▶ [Task instructions] Find the word "động" in the records below. List each line containing it.

▶ [Data section]
• • •

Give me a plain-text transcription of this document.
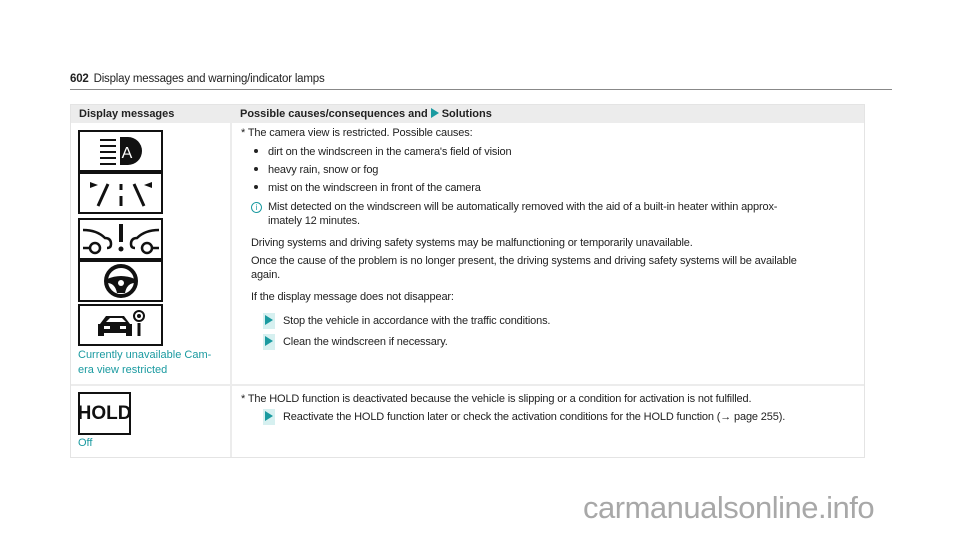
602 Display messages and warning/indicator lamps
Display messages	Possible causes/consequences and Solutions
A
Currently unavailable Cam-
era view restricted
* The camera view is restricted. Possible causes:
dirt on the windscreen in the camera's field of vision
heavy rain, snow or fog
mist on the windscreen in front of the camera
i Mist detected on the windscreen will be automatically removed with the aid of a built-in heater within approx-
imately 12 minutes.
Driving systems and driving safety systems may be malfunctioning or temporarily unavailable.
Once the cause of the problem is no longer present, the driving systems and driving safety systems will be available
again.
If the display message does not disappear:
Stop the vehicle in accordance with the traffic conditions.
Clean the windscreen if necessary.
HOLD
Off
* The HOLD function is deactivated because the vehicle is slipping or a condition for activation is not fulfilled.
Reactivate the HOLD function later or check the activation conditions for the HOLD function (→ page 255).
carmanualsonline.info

• • •

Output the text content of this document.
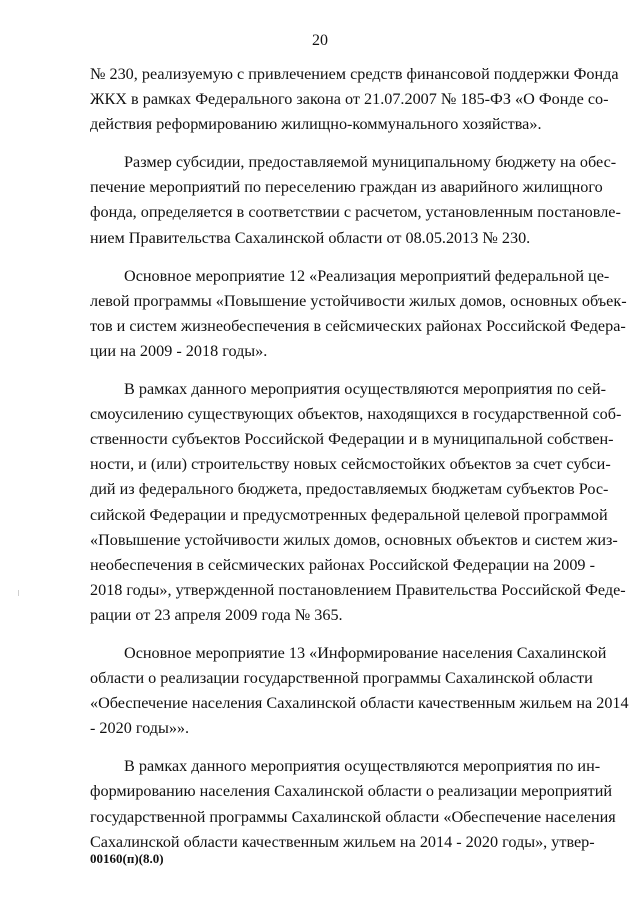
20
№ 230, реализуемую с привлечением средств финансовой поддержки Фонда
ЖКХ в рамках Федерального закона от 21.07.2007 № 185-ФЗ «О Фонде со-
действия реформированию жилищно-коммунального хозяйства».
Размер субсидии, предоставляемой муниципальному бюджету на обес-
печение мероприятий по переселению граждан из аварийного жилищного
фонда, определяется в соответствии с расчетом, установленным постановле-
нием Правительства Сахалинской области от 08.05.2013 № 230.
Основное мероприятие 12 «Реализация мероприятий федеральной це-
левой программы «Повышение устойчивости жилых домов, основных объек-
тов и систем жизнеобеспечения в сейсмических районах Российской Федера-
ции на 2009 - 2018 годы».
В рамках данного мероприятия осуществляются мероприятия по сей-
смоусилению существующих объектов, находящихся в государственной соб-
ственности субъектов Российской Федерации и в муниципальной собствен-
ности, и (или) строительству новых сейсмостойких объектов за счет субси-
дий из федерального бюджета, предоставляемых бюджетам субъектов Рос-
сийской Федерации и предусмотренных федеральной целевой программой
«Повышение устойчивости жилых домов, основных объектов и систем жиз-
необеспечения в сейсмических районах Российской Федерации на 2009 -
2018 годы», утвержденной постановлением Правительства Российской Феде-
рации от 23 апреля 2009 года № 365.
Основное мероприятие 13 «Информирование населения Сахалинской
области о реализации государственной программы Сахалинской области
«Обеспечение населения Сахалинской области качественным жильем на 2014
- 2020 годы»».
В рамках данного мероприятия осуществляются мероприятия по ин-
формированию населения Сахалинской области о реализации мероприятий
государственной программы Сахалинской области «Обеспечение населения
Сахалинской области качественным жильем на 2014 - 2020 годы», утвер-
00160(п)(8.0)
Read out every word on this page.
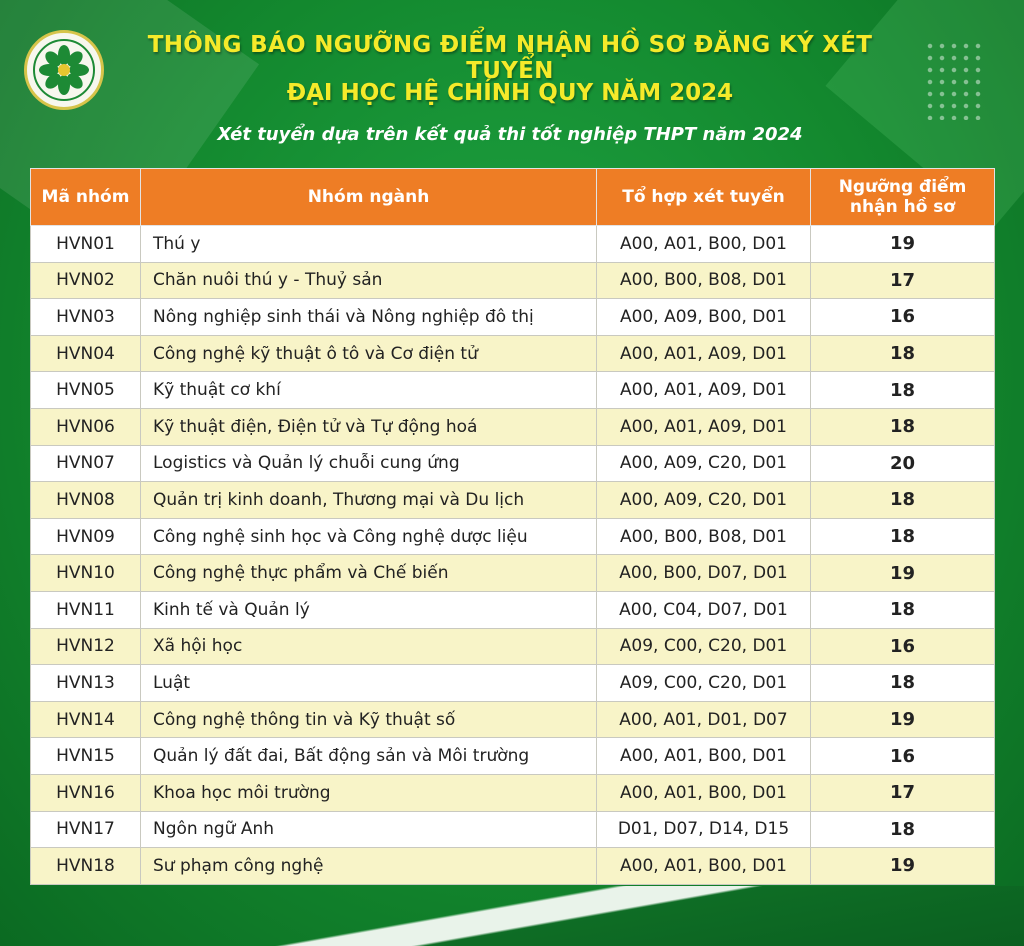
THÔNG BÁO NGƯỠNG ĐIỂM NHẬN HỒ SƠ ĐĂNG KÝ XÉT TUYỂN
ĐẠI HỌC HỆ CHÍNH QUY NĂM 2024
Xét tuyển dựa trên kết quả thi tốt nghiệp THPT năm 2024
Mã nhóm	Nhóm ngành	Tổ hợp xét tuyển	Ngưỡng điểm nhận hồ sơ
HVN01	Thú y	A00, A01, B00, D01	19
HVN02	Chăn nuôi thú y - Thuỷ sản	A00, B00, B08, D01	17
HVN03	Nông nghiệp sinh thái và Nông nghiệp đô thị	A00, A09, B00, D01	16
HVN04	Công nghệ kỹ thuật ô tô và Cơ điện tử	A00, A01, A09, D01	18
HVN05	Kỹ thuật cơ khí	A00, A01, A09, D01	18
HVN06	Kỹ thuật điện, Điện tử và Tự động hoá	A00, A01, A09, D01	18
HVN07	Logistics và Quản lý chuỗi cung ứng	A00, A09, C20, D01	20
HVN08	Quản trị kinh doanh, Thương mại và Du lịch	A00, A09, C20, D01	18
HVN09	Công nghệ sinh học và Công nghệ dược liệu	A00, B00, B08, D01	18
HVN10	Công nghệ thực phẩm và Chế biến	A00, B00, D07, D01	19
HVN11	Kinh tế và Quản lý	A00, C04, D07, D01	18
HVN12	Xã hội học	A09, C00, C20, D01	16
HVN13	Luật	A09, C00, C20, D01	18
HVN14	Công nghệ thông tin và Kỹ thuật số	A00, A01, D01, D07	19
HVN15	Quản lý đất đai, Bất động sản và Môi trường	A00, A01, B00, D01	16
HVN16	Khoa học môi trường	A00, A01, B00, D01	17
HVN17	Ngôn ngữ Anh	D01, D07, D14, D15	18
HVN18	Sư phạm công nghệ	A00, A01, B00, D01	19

• • •

▶ [Exercise output]
HVN06	Kỹ thuật điện, Điện tử và Tự động hoá	A00, A01, A09, D01	18
HVN15	Quản lý đất đai, Bất động sản và Môi trường	A00, A01, B00, D01	16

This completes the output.